## QUOTED PASSAGE
┌──
IBM autonomous boat completes Atlantic crossing in Canada • The Register | #microsoft | #hacking | #cybersecurity


IBM’s self-sailing Mayflower Autonomous Ship (MAS) has finally crossed the Atlantic albeit more than a year and a half later than planned. Still, congratulations to the team.

That said, MAS missed its target. Instead of arriving in Massachusetts – the US state home to Plymouth Rock where the 17th-century Mayflower landed – the latest in a long list of technical difficulties forced MAS to limp to Halifax in Nova Scotia, Canada. The 2,700-mile (4,400km) journey from Plymouth, UK, came to an end on Sunday.

The 50ft (15m) trimaran is powered by solar energy, with diesel backup, and said to be able to reach a speed of 10 knots (18.5km/h or 11.5mph) using electric motors. This computer-controlled ship is steered by software that takes data in real time from six cameras and 50 sensors. This application was trained using IBM’s PowerAI Vision technology and Power servers, we’re told.
└──
## EXCERPTED DATA
┌──
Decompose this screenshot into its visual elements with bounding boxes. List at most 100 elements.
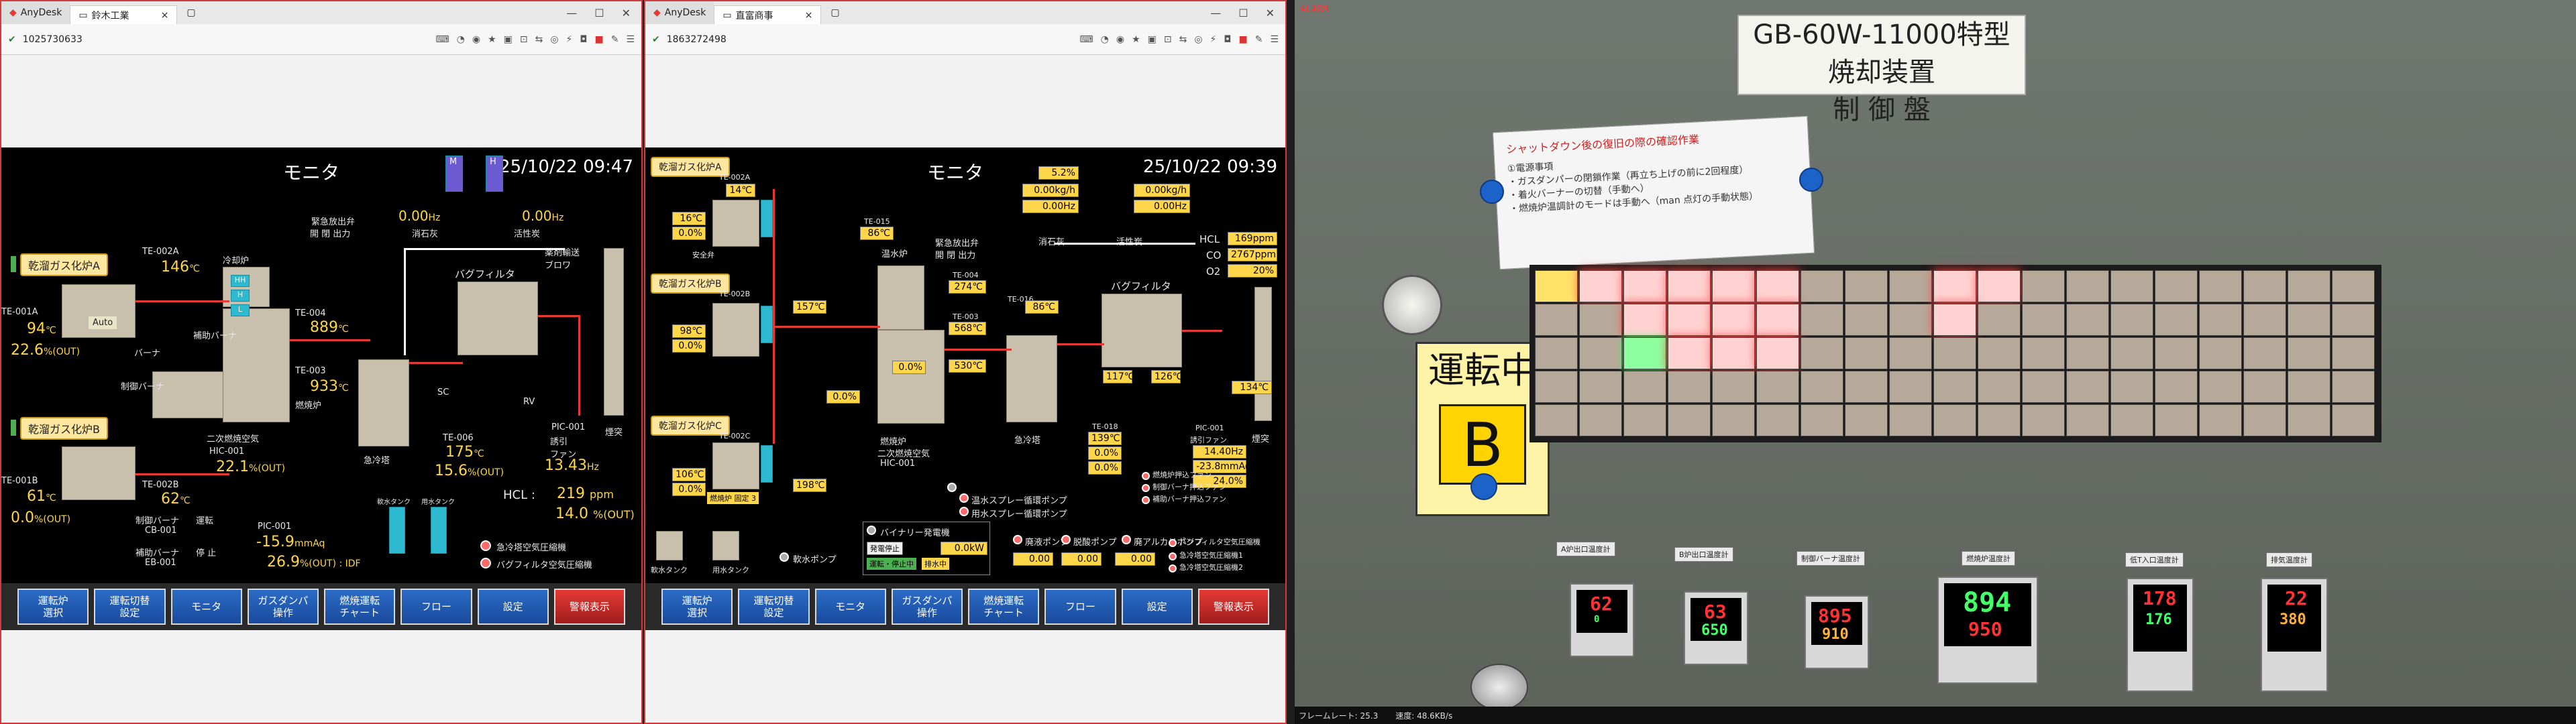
annunciator-lamp bbox=[2243, 404, 2286, 436]
anydesk-app-tab[interactable]: ◆ AnyDesk bbox=[1, 1, 70, 24]
hcl-value: 219 ppm bbox=[557, 485, 614, 502]
stop-icon[interactable]: ■ bbox=[1238, 34, 1247, 45]
fixed-mode[interactable]: 燃焼炉 固定 3 bbox=[707, 492, 759, 504]
annunciator-lamp bbox=[1978, 337, 2021, 369]
drain-pump-lamp bbox=[1061, 535, 1071, 544]
session-tab[interactable]: ▭ 直富商事 × bbox=[714, 5, 822, 24]
btn-settings[interactable]: 設定 bbox=[1121, 589, 1193, 625]
btn-alarm[interactable]: 警報表示 bbox=[1197, 589, 1269, 625]
lightning-icon[interactable]: ⚡ bbox=[566, 34, 573, 45]
display-icon[interactable]: ⊡ bbox=[1164, 34, 1172, 45]
session-tab[interactable]: ▭ 鈴木工業 × bbox=[70, 5, 178, 24]
user-icon[interactable]: ◉ bbox=[472, 34, 480, 45]
tab-close-icon[interactable]: × bbox=[805, 10, 813, 21]
induced-fan-label: 誘引ファン bbox=[1190, 436, 1227, 444]
chat-icon[interactable]: ▢ bbox=[186, 7, 195, 18]
btn-monitor[interactable]: モニタ bbox=[814, 589, 886, 625]
meter-6-label: 排気温度計 bbox=[2266, 552, 2312, 567]
panel-title-line1: GB-60W-11000特型 焼却装置 bbox=[1753, 19, 2010, 88]
binary-label: バイナリー発電機 bbox=[880, 528, 950, 538]
file-icon[interactable]: ▣ bbox=[504, 34, 513, 45]
binary-stop[interactable]: 発電停止 bbox=[867, 542, 903, 555]
keyboard-icon[interactable]: ⌨ bbox=[1079, 34, 1093, 45]
pipe-e bbox=[1182, 330, 1222, 332]
chat-icon[interactable]: ◔ bbox=[1101, 34, 1109, 45]
emergency-label: 緊急放出弁 bbox=[935, 239, 979, 249]
btn-settings[interactable]: 設定 bbox=[477, 589, 549, 625]
maximize-icon[interactable]: ☐ bbox=[1238, 7, 1248, 19]
annunciator-lamp bbox=[2332, 304, 2375, 336]
star-icon[interactable]: ★ bbox=[488, 34, 496, 45]
record-icon[interactable]: ◎ bbox=[550, 34, 558, 45]
btn-furnace-select[interactable]: 運転炉 選択 bbox=[17, 589, 89, 625]
aux-burner-label: 補助バーナ bbox=[193, 331, 237, 341]
btn-operation-setting[interactable]: 運転切替 設定 bbox=[94, 589, 166, 625]
close-icon[interactable]: ✕ bbox=[1266, 7, 1275, 19]
connection-id[interactable]: 1025730633 bbox=[23, 34, 83, 45]
annunciator-lamp bbox=[2155, 337, 2198, 369]
record-icon[interactable]: ◎ bbox=[1194, 34, 1202, 45]
recovery-note: シャットダウン後の復旧の際の確認作業 ①電源事項 ・ガスダンパーの閉鎖作業（再立… bbox=[1492, 115, 1815, 270]
file-icon[interactable]: ▣ bbox=[1148, 34, 1157, 45]
annunciator-lamp bbox=[2332, 270, 2375, 302]
meter-4-label: 燃焼炉温度計 bbox=[1962, 551, 2015, 566]
furnace-b-tag[interactable]: 乾溜ガス化炉B bbox=[20, 417, 108, 440]
keyboard-icon[interactable]: ⌨ bbox=[435, 34, 449, 45]
menu-icon[interactable]: ☰ bbox=[626, 34, 635, 45]
running-letter: B bbox=[1439, 404, 1526, 485]
stop-icon[interactable]: ■ bbox=[594, 34, 603, 45]
furnace-a-auto[interactable]: Auto bbox=[89, 316, 117, 329]
fan-out-1: 0.00 bbox=[1013, 552, 1053, 566]
pen-icon[interactable]: ✎ bbox=[611, 34, 619, 45]
btn-gas-damper[interactable]: ガスダンパ 操作 bbox=[247, 589, 319, 625]
furnace-a-tag[interactable]: 乾溜ガス化炉A bbox=[651, 157, 730, 177]
o2-value: 14.0 %(OUT) bbox=[555, 505, 635, 522]
minimize-icon[interactable]: — bbox=[1210, 7, 1221, 19]
star-icon[interactable]: ★ bbox=[1132, 34, 1140, 45]
camera-icon[interactable]: ◘ bbox=[580, 34, 587, 45]
connection-id[interactable]: 1863272498 bbox=[667, 34, 727, 45]
annunciator-lamp bbox=[1712, 371, 1755, 403]
minimize-icon[interactable]: — bbox=[566, 7, 577, 19]
hcl-label: HCL : bbox=[503, 488, 535, 502]
btn-flow[interactable]: フロー bbox=[1044, 589, 1116, 625]
control-panel-title: GB-60W-11000特型 焼却装置 制 御 盤 bbox=[1737, 15, 2026, 125]
pic-value: -15.9mmAq bbox=[256, 534, 325, 550]
close-icon[interactable]: ✕ bbox=[622, 7, 631, 19]
maximize-icon[interactable]: ☐ bbox=[594, 7, 604, 19]
app-name: AnyDesk bbox=[20, 7, 62, 18]
btn-combustion-chart[interactable]: 燃焼運転 チャート bbox=[324, 589, 396, 625]
chat-icon[interactable]: ▢ bbox=[830, 7, 839, 18]
btn-combustion-chart[interactable]: 燃焼運転 チャート bbox=[968, 589, 1040, 625]
lightning-icon[interactable]: ⚡ bbox=[1210, 34, 1217, 45]
pen-icon[interactable]: ✎ bbox=[1255, 34, 1263, 45]
anydesk-app-tab[interactable]: ◆ AnyDesk bbox=[645, 1, 714, 24]
quench-label: 急冷塔 bbox=[364, 456, 390, 466]
stack-label: 煙突 bbox=[605, 428, 623, 438]
btn-gas-damper[interactable]: ガスダンパ 操作 bbox=[891, 589, 963, 625]
user-icon[interactable]: ◉ bbox=[1116, 34, 1124, 45]
furnace-a-tag[interactable]: 乾溜ガス化炉A bbox=[20, 253, 108, 276]
annunciator-lamp bbox=[2066, 371, 2109, 403]
annunciator-lamp bbox=[1579, 371, 1622, 403]
anydesk-window-2: ◆ AnyDesk ▭ 直富商事 × ▢ — ☐ ✕ ✔ 1863272498 ⌨ ◔ ◉ ★ ▣… bbox=[644, 0, 1287, 724]
btn-flow[interactable]: フロー bbox=[400, 589, 472, 625]
control-burner-run: 制御バーナ bbox=[136, 516, 180, 526]
camera-icon[interactable]: ◘ bbox=[1224, 34, 1231, 45]
furnace-c-tag[interactable]: 乾溜ガス化炉C bbox=[651, 416, 730, 436]
switch-icon[interactable]: ⇆ bbox=[1179, 34, 1187, 45]
anydesk-logo-icon: ◆ bbox=[653, 7, 661, 18]
switch-icon[interactable]: ⇆ bbox=[535, 34, 543, 45]
chat-icon[interactable]: ◔ bbox=[457, 34, 465, 45]
alarm3-lamp bbox=[1169, 539, 1177, 547]
furnace-b-tag[interactable]: 乾溜ガス化炉B bbox=[651, 274, 730, 294]
activated-carbon-label: 活性炭 bbox=[1116, 235, 1142, 247]
menu-icon[interactable]: ☰ bbox=[1270, 34, 1279, 45]
o2-label: O2 bbox=[1206, 265, 1221, 278]
display-icon[interactable]: ⊡ bbox=[520, 34, 528, 45]
btn-operation-setting[interactable]: 運転切替 設定 bbox=[738, 589, 810, 625]
tab-close-icon[interactable]: × bbox=[161, 10, 169, 21]
btn-furnace-select[interactable]: 運転炉 選択 bbox=[661, 589, 733, 625]
btn-monitor[interactable]: モニタ bbox=[170, 589, 242, 625]
btn-alarm[interactable]: 警報表示 bbox=[553, 589, 625, 625]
└──
In the article on the Mayflower Autonomous Ship, substitute "vessel" for "trimaran" and give the passage again, starting with "IBM’s self-sailing Mayflower" and going on through "servers, we’re told.".

IBM’s self-sailing Mayflower Autonomous Ship (MAS) has finally crossed the Atlantic albeit more than a year and a half later than planned. Still, congratulations to the team.

That said, MAS missed its target. Instead of arriving in Massachusetts – the US state home to Plymouth Rock where the 17th-century Mayflower landed – the latest in a long list of technical difficulties forced MAS to limp to Halifax in Nova Scotia, Canada. The 2,700-mile (4,400km) journey from Plymouth, UK, came to an end on Sunday.

The 50ft (15m) vessel is powered by solar energy, with diesel backup, and said to be able to reach a speed of 10 knots (18.5km/h or 11.5mph) using electric motors. This computer-controlled ship is steered by software that takes data in real time from six cameras and 50 sensors. This application was trained using IBM’s PowerAI Vision technology and Power servers, we’re told.